Work to do >> Give back the records below exactly, every one, with no pictures.

Data to process >>
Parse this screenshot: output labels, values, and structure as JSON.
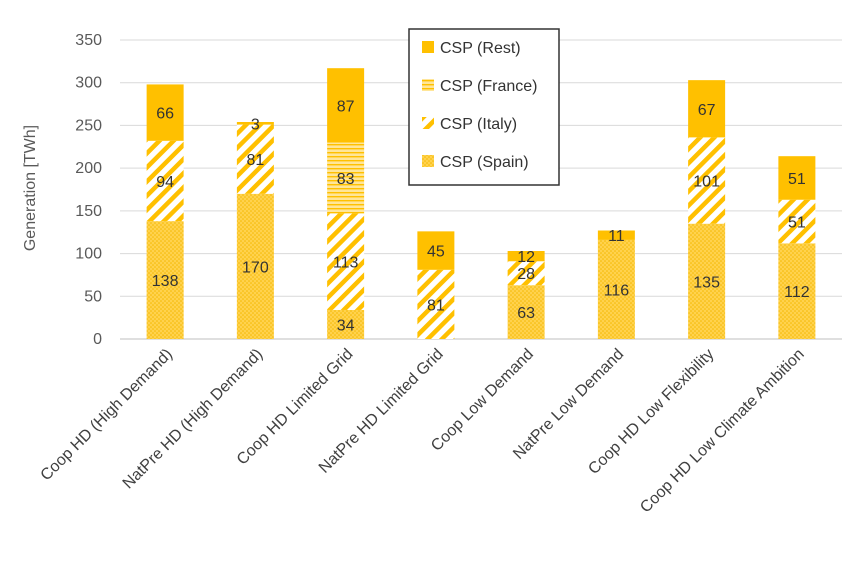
{
  "chart_data": {
    "type": "bar",
    "stacked": true,
    "title": "",
    "xlabel": "",
    "ylabel": "Generation [TWh]",
    "ylim": [
      0,
      350
    ],
    "yticks": [
      0,
      50,
      100,
      150,
      200,
      250,
      300,
      350
    ],
    "grid": true,
    "legend_position": "top-center",
    "categories": [
      "Coop HD (High Demand)",
      "NatPre HD (High Demand)",
      "Coop HD Limited Grid",
      "NatPre HD Limited Grid",
      "Coop Low Demand",
      "NatPre Low Demand",
      "Coop HD Low Flexibility",
      "Coop HD Low Climate Ambition"
    ],
    "series": [
      {
        "name": "CSP (Spain)",
        "pattern": "dots",
        "values": [
          138,
          170,
          34,
          0,
          63,
          116,
          135,
          112
        ]
      },
      {
        "name": "CSP (Italy)",
        "pattern": "diagonal",
        "values": [
          94,
          81,
          113,
          81,
          28,
          0,
          101,
          51
        ]
      },
      {
        "name": "CSP (France)",
        "pattern": "horizontal",
        "values": [
          0,
          0,
          83,
          0,
          0,
          0,
          0,
          0
        ]
      },
      {
        "name": "CSP (Rest)",
        "pattern": "solid",
        "values": [
          66,
          3,
          87,
          45,
          12,
          11,
          67,
          51
        ]
      }
    ],
    "legend_order": [
      "CSP (Rest)",
      "CSP (France)",
      "CSP (Italy)",
      "CSP (Spain)"
    ],
    "colors": {
      "solid": "#ffc000",
      "pattern_fg": "#ffc000",
      "pattern_bg": "#fff2cc"
    }
  }
}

Problem solution >>
Parse this screenshot: output labels, values, and structure as JSON.
{
  "chart_data": {
    "type": "bar",
    "stacked": true,
    "title": "",
    "xlabel": "",
    "ylabel": "Generation [TWh]",
    "ylim": [
      0,
      350
    ],
    "yticks": [
      0,
      50,
      100,
      150,
      200,
      250,
      300,
      350
    ],
    "grid": true,
    "legend_position": "top-center",
    "categories": [
      "Coop HD (High Demand)",
      "NatPre HD (High Demand)",
      "Coop HD Limited Grid",
      "NatPre HD Limited Grid",
      "Coop Low Demand",
      "NatPre Low Demand",
      "Coop HD Low Flexibility",
      "Coop HD Low Climate Ambition"
    ],
    "series": [
      {
        "name": "CSP (Spain)",
        "pattern": "dots",
        "values": [
          138,
          170,
          34,
          0,
          63,
          116,
          135,
          112
        ]
      },
      {
        "name": "CSP (Italy)",
        "pattern": "diagonal",
        "values": [
          94,
          81,
          113,
          81,
          28,
          0,
          101,
          51
        ]
      },
      {
        "name": "CSP (France)",
        "pattern": "horizontal",
        "values": [
          0,
          0,
          83,
          0,
          0,
          0,
          0,
          0
        ]
      },
      {
        "name": "CSP (Rest)",
        "pattern": "solid",
        "values": [
          66,
          3,
          87,
          45,
          12,
          11,
          67,
          51
        ]
      }
    ],
    "legend_order": [
      "CSP (Rest)",
      "CSP (France)",
      "CSP (Italy)",
      "CSP (Spain)"
    ],
    "colors": {
      "solid": "#ffc000",
      "pattern_fg": "#ffc000",
      "pattern_bg": "#fff2cc"
    }
  }
}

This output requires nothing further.